## Goal
Copy out all the data, word for word.

A block of data:
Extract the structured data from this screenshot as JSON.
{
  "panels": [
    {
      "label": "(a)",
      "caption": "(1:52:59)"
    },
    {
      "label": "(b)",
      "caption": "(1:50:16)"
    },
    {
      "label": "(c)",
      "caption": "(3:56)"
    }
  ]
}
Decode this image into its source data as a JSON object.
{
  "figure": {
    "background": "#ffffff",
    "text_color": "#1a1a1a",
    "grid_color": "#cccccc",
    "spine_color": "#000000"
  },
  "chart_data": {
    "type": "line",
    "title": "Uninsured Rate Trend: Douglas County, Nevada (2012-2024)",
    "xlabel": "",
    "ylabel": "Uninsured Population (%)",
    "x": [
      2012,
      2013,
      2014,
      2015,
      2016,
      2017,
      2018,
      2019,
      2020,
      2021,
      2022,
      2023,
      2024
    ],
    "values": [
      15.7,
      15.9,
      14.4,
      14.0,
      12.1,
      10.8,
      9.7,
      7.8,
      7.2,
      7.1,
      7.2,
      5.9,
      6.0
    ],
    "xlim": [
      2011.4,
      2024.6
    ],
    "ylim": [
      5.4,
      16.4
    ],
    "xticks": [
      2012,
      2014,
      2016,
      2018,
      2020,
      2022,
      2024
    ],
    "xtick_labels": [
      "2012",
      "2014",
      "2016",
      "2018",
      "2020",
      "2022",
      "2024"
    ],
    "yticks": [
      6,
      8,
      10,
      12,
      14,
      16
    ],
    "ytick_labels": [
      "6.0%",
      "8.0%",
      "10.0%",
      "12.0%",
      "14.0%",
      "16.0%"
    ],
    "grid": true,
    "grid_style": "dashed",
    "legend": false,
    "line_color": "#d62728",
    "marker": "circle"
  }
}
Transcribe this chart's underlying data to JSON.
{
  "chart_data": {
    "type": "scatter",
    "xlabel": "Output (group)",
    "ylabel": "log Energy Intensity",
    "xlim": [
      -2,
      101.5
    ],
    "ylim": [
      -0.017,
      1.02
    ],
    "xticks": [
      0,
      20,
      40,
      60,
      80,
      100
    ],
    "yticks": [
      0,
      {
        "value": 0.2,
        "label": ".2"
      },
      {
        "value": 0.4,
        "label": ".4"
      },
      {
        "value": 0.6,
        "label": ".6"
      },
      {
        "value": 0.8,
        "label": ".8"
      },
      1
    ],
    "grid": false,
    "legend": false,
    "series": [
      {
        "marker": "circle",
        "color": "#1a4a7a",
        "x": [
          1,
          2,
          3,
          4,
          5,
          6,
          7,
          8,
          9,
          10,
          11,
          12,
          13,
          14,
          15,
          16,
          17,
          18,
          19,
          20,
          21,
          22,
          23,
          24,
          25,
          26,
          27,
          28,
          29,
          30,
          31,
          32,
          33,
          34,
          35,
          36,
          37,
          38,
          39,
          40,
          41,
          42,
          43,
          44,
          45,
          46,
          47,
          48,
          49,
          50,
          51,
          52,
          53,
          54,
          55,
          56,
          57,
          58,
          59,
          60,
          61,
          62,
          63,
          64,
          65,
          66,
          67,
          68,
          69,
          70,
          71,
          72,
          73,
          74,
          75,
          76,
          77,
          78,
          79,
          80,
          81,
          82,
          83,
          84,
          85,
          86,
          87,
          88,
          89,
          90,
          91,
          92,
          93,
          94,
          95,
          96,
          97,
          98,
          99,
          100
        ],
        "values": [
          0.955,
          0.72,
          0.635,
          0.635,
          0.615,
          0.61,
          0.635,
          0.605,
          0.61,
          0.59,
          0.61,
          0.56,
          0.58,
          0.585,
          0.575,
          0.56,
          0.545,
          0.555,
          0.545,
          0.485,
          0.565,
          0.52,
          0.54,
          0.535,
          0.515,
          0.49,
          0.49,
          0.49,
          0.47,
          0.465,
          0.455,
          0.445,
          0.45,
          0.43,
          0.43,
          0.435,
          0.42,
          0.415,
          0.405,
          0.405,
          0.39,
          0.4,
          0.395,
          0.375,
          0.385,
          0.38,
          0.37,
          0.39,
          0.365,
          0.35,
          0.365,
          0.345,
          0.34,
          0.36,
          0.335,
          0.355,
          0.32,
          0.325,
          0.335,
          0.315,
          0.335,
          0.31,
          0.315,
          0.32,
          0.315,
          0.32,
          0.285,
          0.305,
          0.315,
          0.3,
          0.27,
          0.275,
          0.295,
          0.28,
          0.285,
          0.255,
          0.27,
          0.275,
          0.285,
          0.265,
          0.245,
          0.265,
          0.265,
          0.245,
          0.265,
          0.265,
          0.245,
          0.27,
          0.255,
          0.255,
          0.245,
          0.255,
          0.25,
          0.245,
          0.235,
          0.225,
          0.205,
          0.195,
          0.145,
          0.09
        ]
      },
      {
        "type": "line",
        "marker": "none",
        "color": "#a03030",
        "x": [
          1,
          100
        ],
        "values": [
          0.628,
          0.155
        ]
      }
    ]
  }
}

## Solution to this task
Extract the structured data from this screenshot as JSON.
{
  "panels": [
    {
      "label": "(a)",
      "caption": "(1:52:59)"
    },
    {
      "label": "(b)",
      "caption": "(1:50:16)"
    },
    {
      "label": "(c)",
      "caption": "(3:56)"
    }
  ]
}
Decode this image into its source data as a JSON object.
{
  "figure": {
    "background": "#ffffff",
    "text_color": "#1a1a1a",
    "grid_color": "#cccccc",
    "spine_color": "#000000"
  },
  "chart_data": {
    "type": "line",
    "title": "Uninsured Rate Trend: Douglas County, Nevada (2012-2024)",
    "xlabel": "",
    "ylabel": "Uninsured Population (%)",
    "x": [
      2012,
      2013,
      2014,
      2015,
      2016,
      2017,
      2018,
      2019,
      2020,
      2021,
      2022,
      2023,
      2024
    ],
    "values": [
      15.7,
      15.9,
      14.4,
      14.0,
      12.1,
      10.8,
      9.7,
      7.8,
      7.2,
      7.1,
      7.2,
      5.9,
      6.0
    ],
    "xlim": [
      2011.4,
      2024.6
    ],
    "ylim": [
      5.4,
      16.4
    ],
    "xticks": [
      2012,
      2014,
      2016,
      2018,
      2020,
      2022,
      2024
    ],
    "xtick_labels": [
      "2012",
      "2014",
      "2016",
      "2018",
      "2020",
      "2022",
      "2024"
    ],
    "yticks": [
      6,
      8,
      10,
      12,
      14,
      16
    ],
    "ytick_labels": [
      "6.0%",
      "8.0%",
      "10.0%",
      "12.0%",
      "14.0%",
      "16.0%"
    ],
    "grid": true,
    "grid_style": "dashed",
    "legend": false,
    "line_color": "#d62728",
    "marker": "circle"
  }
}
Transcribe this chart's underlying data to JSON.
{
  "chart_data": {
    "type": "scatter",
    "xlabel": "Output (group)",
    "ylabel": "log Energy Intensity",
    "xlim": [
      -2,
      101.5
    ],
    "ylim": [
      -0.017,
      1.02
    ],
    "xticks": [
      0,
      20,
      40,
      60,
      80,
      100
    ],
    "yticks": [
      0,
      {
        "value": 0.2,
        "label": ".2"
      },
      {
        "value": 0.4,
        "label": ".4"
      },
      {
        "value": 0.6,
        "label": ".6"
      },
      {
        "value": 0.8,
        "label": ".8"
      },
      1
    ],
    "grid": false,
    "legend": false,
    "series": [
      {
        "marker": "circle",
        "color": "#1a4a7a",
        "x": [
          1,
          2,
          3,
          4,
          5,
          6,
          7,
          8,
          9,
          10,
          11,
          12,
          13,
          14,
          15,
          16,
          17,
          18,
          19,
          20,
          21,
          22,
          23,
          24,
          25,
          26,
          27,
          28,
          29,
          30,
          31,
          32,
          33,
          34,
          35,
          36,
          37,
          38,
          39,
          40,
          41,
          42,
          43,
          44,
          45,
          46,
          47,
          48,
          49,
          50,
          51,
          52,
          53,
          54,
          55,
          56,
          57,
          58,
          59,
          60,
          61,
          62,
          63,
          64,
          65,
          66,
          67,
          68,
          69,
          70,
          71,
          72,
          73,
          74,
          75,
          76,
          77,
          78,
          79,
          80,
          81,
          82,
          83,
          84,
          85,
          86,
          87,
          88,
          89,
          90,
          91,
          92,
          93,
          94,
          95,
          96,
          97,
          98,
          99,
          100
        ],
        "values": [
          0.955,
          0.72,
          0.635,
          0.635,
          0.615,
          0.61,
          0.635,
          0.605,
          0.61,
          0.59,
          0.61,
          0.56,
          0.58,
          0.585,
          0.575,
          0.56,
          0.545,
          0.555,
          0.545,
          0.485,
          0.565,
          0.52,
          0.54,
          0.535,
          0.515,
          0.49,
          0.49,
          0.49,
          0.47,
          0.465,
          0.455,
          0.445,
          0.45,
          0.43,
          0.43,
          0.435,
          0.42,
          0.415,
          0.405,
          0.405,
          0.39,
          0.4,
          0.395,
          0.375,
          0.385,
          0.38,
          0.37,
          0.39,
          0.365,
          0.35,
          0.365,
          0.345,
          0.34,
          0.36,
          0.335,
          0.355,
          0.32,
          0.325,
          0.335,
          0.315,
          0.335,
          0.31,
          0.315,
          0.32,
          0.315,
          0.32,
          0.285,
          0.305,
          0.315,
          0.3,
          0.27,
          0.275,
          0.295,
          0.28,
          0.285,
          0.255,
          0.27,
          0.275,
          0.285,
          0.265,
          0.245,
          0.265,
          0.265,
          0.245,
          0.265,
          0.265,
          0.245,
          0.27,
          0.255,
          0.255,
          0.245,
          0.255,
          0.25,
          0.245,
          0.235,
          0.225,
          0.205,
          0.195,
          0.145,
          0.09
        ]
      },
      {
        "type": "line",
        "marker": "none",
        "color": "#a03030",
        "x": [
          1,
          100
        ],
        "values": [
          0.628,
          0.155
        ]
      }
    ]
  }
}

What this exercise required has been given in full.